[Written instruction]: Return, word for word, every line that follows.

[Stored records]:
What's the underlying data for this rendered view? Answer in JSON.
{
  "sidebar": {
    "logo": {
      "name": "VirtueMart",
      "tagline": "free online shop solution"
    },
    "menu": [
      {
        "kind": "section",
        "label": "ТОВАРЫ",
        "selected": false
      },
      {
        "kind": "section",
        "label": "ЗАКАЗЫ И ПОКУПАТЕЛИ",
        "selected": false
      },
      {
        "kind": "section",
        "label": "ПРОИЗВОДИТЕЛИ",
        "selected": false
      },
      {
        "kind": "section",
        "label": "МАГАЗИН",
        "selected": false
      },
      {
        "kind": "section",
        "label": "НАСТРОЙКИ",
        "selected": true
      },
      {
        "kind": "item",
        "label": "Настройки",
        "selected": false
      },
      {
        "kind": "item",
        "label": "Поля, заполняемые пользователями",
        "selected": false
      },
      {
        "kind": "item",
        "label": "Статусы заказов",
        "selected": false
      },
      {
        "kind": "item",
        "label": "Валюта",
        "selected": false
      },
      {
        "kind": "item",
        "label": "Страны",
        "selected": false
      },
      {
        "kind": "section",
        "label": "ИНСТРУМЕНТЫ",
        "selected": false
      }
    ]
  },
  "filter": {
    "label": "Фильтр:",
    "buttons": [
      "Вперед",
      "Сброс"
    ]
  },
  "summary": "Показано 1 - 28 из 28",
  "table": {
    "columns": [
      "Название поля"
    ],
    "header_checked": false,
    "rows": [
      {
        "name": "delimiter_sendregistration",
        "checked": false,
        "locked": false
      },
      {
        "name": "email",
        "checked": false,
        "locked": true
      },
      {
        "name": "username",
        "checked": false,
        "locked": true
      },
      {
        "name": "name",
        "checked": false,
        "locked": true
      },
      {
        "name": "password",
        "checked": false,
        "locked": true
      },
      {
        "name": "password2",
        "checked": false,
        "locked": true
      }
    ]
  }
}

[In response]:
What's the underlying data for this rendered view? Answer in JSON.
{
  "sidebar": {
    "logo": {
      "name": "VirtueMart",
      "tagline": "free online shop solution"
    },
    "menu": [
      {
        "kind": "section",
        "label": "ТОВАРЫ",
        "selected": false
      },
      {
        "kind": "section",
        "label": "ЗАКАЗЫ И ПОКУПАТЕЛИ",
        "selected": false
      },
      {
        "kind": "section",
        "label": "ПРОИЗВОДИТЕЛИ",
        "selected": false
      },
      {
        "kind": "section",
        "label": "МАГАЗИН",
        "selected": false
      },
      {
        "kind": "section",
        "label": "НАСТРОЙКИ",
        "selected": true
      },
      {
        "kind": "item",
        "label": "Настройки",
        "selected": false
      },
      {
        "kind": "item",
        "label": "Поля, заполняемые пользователями",
        "selected": false
      },
      {
        "kind": "item",
        "label": "Статусы заказов",
        "selected": false
      },
      {
        "kind": "item",
        "label": "Валюта",
        "selected": false
      },
      {
        "kind": "item",
        "label": "Страны",
        "selected": false
      },
      {
        "kind": "section",
        "label": "ИНСТРУМЕНТЫ",
        "selected": false
      }
    ]
  },
  "filter": {
    "label": "Фильтр:",
    "buttons": [
      "Вперед",
      "Сброс"
    ]
  },
  "summary": "Показано 1 - 28 из 28",
  "table": {
    "columns": [
      "Название поля"
    ],
    "header_checked": false,
    "rows": [
      {
        "name": "delimiter_sendregistration",
        "checked": false,
        "locked": false
      },
      {
        "name": "email",
        "checked": false,
        "locked": true
      },
      {
        "name": "username",
        "checked": false,
        "locked": true
      },
      {
        "name": "name",
        "checked": false,
        "locked": true
      },
      {
        "name": "password",
        "checked": false,
        "locked": true
      },
      {
        "name": "password2",
        "checked": false,
        "locked": true
      }
    ]
  }
}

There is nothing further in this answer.